▶ _TASK DIRECTIONS_
Will you write out the data exactly, excluding every picture?

╭─ SUPPLIED RECORDS

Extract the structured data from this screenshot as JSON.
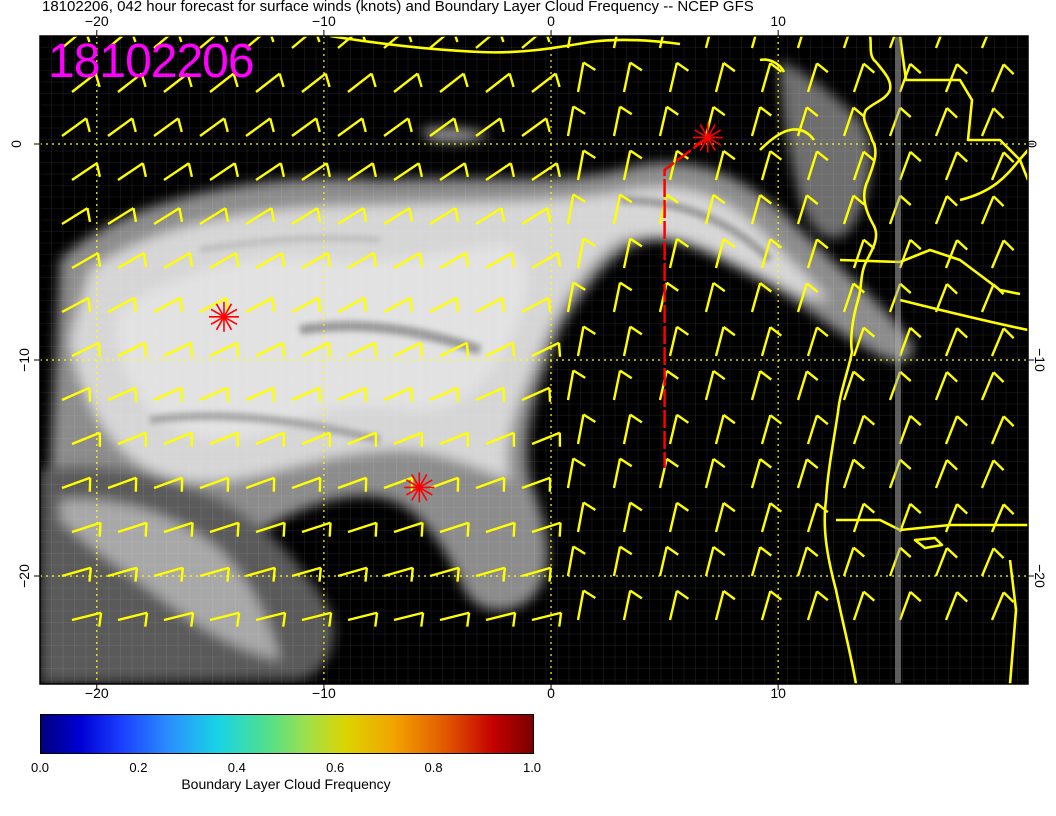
{
  "title": "18102206, 042 hour forecast for surface winds (knots) and Boundary Layer Cloud Frequency -- NCEP GFS",
  "date_label": "18102206",
  "map": {
    "lon_range": [
      -22.5,
      21
    ],
    "lat_range": [
      -25,
      5
    ],
    "lon_ticks": [
      "−20",
      "−10",
      "0",
      "10"
    ],
    "lon_tick_values": [
      -20,
      -10,
      0,
      10
    ],
    "lat_ticks": [
      "0",
      "−10",
      "−20"
    ],
    "lat_tick_values": [
      0,
      -10,
      -20
    ],
    "coast_color": "#ffff00",
    "barb_color": "#ffff00",
    "marker_color": "#ff0000",
    "markers": [
      {
        "lon": -14.4,
        "lat": -8.0
      },
      {
        "lon": -5.8,
        "lat": -15.9
      },
      {
        "lon": 6.9,
        "lat": 0.3
      }
    ],
    "flight_track": [
      [
        6.9,
        0.3
      ],
      [
        5.0,
        -1.2
      ],
      [
        5.0,
        -15.0
      ]
    ]
  },
  "colorbar": {
    "label": "Boundary Layer Cloud Frequency",
    "ticks": [
      "0.0",
      "0.2",
      "0.4",
      "0.6",
      "0.8",
      "1.0"
    ],
    "tick_values": [
      0.0,
      0.2,
      0.4,
      0.6,
      0.8,
      1.0
    ]
  }
}
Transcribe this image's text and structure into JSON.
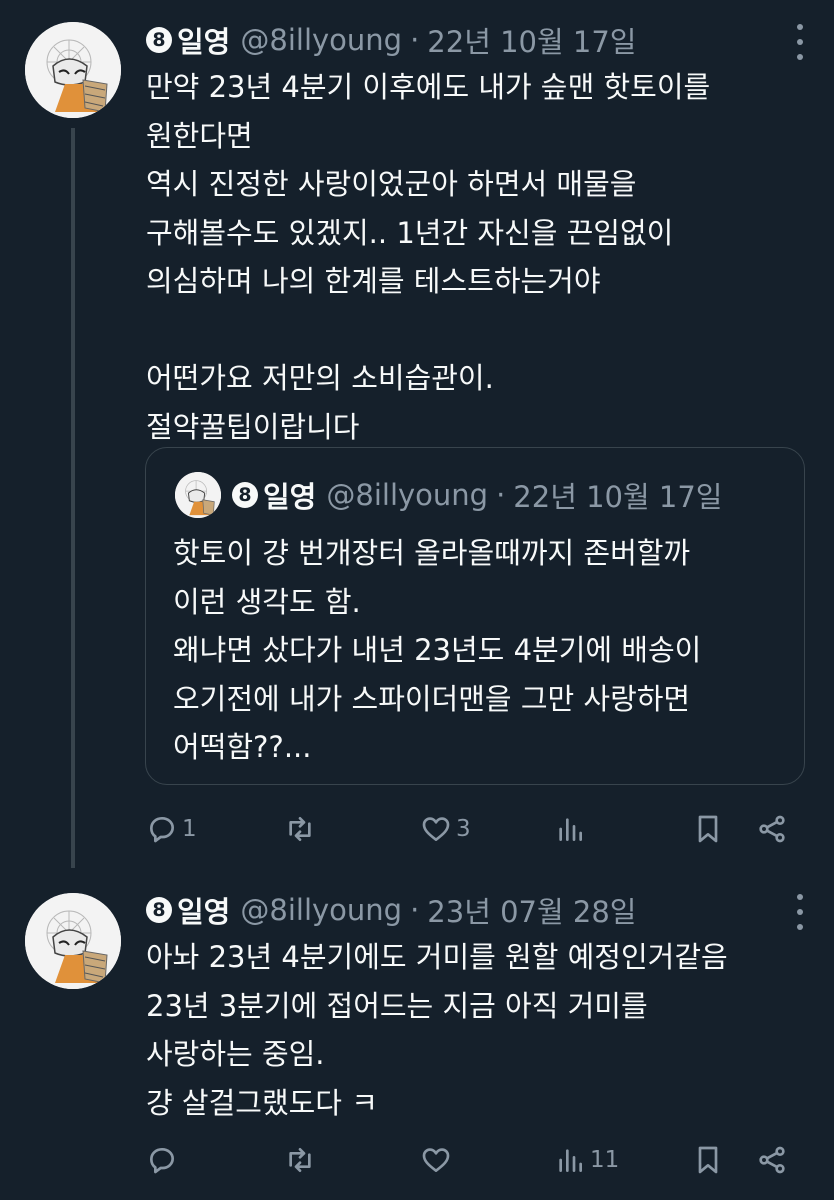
{
  "tweets": [
    {
      "display_name": "일영",
      "badge": "8",
      "handle": "@8illyoung",
      "separator": "·",
      "date": "22년 10월 17일",
      "lines": [
        "만약 23년 4분기 이후에도 내가 슾맨 핫토이를",
        "원한다면",
        "역시 진정한 사랑이었군아 하면서 매물을",
        "구해볼수도 있겠지.. 1년간 자신을 끈임없이",
        "의심하며 나의 한계를 테스트하는거야",
        "",
        "어떤가요 저만의 소비습관이.",
        "절약꿀팁이랍니다"
      ],
      "quote": {
        "display_name": "일영",
        "badge": "8",
        "handle": "@8illyoung",
        "separator": "·",
        "date": "22년 10월 17일",
        "lines": [
          "핫토이 걍 번개장터 올라올때까지 존버할까",
          "이런 생각도 함.",
          "왜냐면 샀다가 내년 23년도 4분기에 배송이",
          "오기전에 내가 스파이더맨을 그만 사랑하면",
          "어떡함??..."
        ]
      },
      "actions": {
        "reply_count": "1",
        "retweet_count": "",
        "like_count": "3",
        "views_count": ""
      }
    },
    {
      "display_name": "일영",
      "badge": "8",
      "handle": "@8illyoung",
      "separator": "·",
      "date": "23년 07월 28일",
      "lines": [
        "아놔 23년 4분기에도 거미를 원할 예정인거같음",
        "23년 3분기에 접어드는 지금 아직 거미를",
        "사랑하는 중임.",
        "걍 살걸그랬도다 ㅋ"
      ],
      "actions": {
        "reply_count": "",
        "retweet_count": "",
        "like_count": "",
        "views_count": "11"
      }
    }
  ],
  "icons": {
    "reply": "reply-icon",
    "retweet": "retweet-icon",
    "like": "heart-icon",
    "views": "views-icon",
    "bookmark": "bookmark-icon",
    "share": "share-icon",
    "more": "more-icon"
  },
  "colors": {
    "background": "#15202b",
    "text": "#f7f9f9",
    "secondary": "#8b98a5",
    "border": "#38444d"
  }
}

╰─

▶ _RESULT OF THE EXERCISE_
Extract the structured data from this screenshot as JSON.
{
  "title": "18102206, 042 hour forecast for surface winds (knots) and Boundary Layer Cloud Frequency -- NCEP GFS",
  "date_label": "18102206",
  "map": {
    "lon_range": [
      -22.5,
      21
    ],
    "lat_range": [
      -25,
      5
    ],
    "lon_ticks": [
      "−20",
      "−10",
      "0",
      "10"
    ],
    "lon_tick_values": [
      -20,
      -10,
      0,
      10
    ],
    "lat_ticks": [
      "0",
      "−10",
      "−20"
    ],
    "lat_tick_values": [
      0,
      -10,
      -20
    ],
    "coast_color": "#ffff00",
    "barb_color": "#ffff00",
    "marker_color": "#ff0000",
    "markers": [
      {
        "lon": -14.4,
        "lat": -8.0
      },
      {
        "lon": -5.8,
        "lat": -15.9
      },
      {
        "lon": 6.9,
        "lat": 0.3
      }
    ],
    "flight_track": [
      [
        6.9,
        0.3
      ],
      [
        5.0,
        -1.2
      ],
      [
        5.0,
        -15.0
      ]
    ]
  },
  "colorbar": {
    "label": "Boundary Layer Cloud Frequency",
    "ticks": [
      "0.0",
      "0.2",
      "0.4",
      "0.6",
      "0.8",
      "1.0"
    ],
    "tick_values": [
      0.0,
      0.2,
      0.4,
      0.6,
      0.8,
      1.0
    ]
  }
}
Transcribe this image's text and structure into JSON.
{
  "tweets": [
    {
      "display_name": "일영",
      "badge": "8",
      "handle": "@8illyoung",
      "separator": "·",
      "date": "22년 10월 17일",
      "lines": [
        "만약 23년 4분기 이후에도 내가 슾맨 핫토이를",
        "원한다면",
        "역시 진정한 사랑이었군아 하면서 매물을",
        "구해볼수도 있겠지.. 1년간 자신을 끈임없이",
        "의심하며 나의 한계를 테스트하는거야",
        "",
        "어떤가요 저만의 소비습관이.",
        "절약꿀팁이랍니다"
      ],
      "quote": {
        "display_name": "일영",
        "badge": "8",
        "handle": "@8illyoung",
        "separator": "·",
        "date": "22년 10월 17일",
        "lines": [
          "핫토이 걍 번개장터 올라올때까지 존버할까",
          "이런 생각도 함.",
          "왜냐면 샀다가 내년 23년도 4분기에 배송이",
          "오기전에 내가 스파이더맨을 그만 사랑하면",
          "어떡함??..."
        ]
      },
      "actions": {
        "reply_count": "1",
        "retweet_count": "",
        "like_count": "3",
        "views_count": ""
      }
    },
    {
      "display_name": "일영",
      "badge": "8",
      "handle": "@8illyoung",
      "separator": "·",
      "date": "23년 07월 28일",
      "lines": [
        "아놔 23년 4분기에도 거미를 원할 예정인거같음",
        "23년 3분기에 접어드는 지금 아직 거미를",
        "사랑하는 중임.",
        "걍 살걸그랬도다 ㅋ"
      ],
      "actions": {
        "reply_count": "",
        "retweet_count": "",
        "like_count": "",
        "views_count": "11"
      }
    }
  ],
  "icons": {
    "reply": "reply-icon",
    "retweet": "retweet-icon",
    "like": "heart-icon",
    "views": "views-icon",
    "bookmark": "bookmark-icon",
    "share": "share-icon",
    "more": "more-icon"
  },
  "colors": {
    "background": "#15202b",
    "text": "#f7f9f9",
    "secondary": "#8b98a5",
    "border": "#38444d"
  }
}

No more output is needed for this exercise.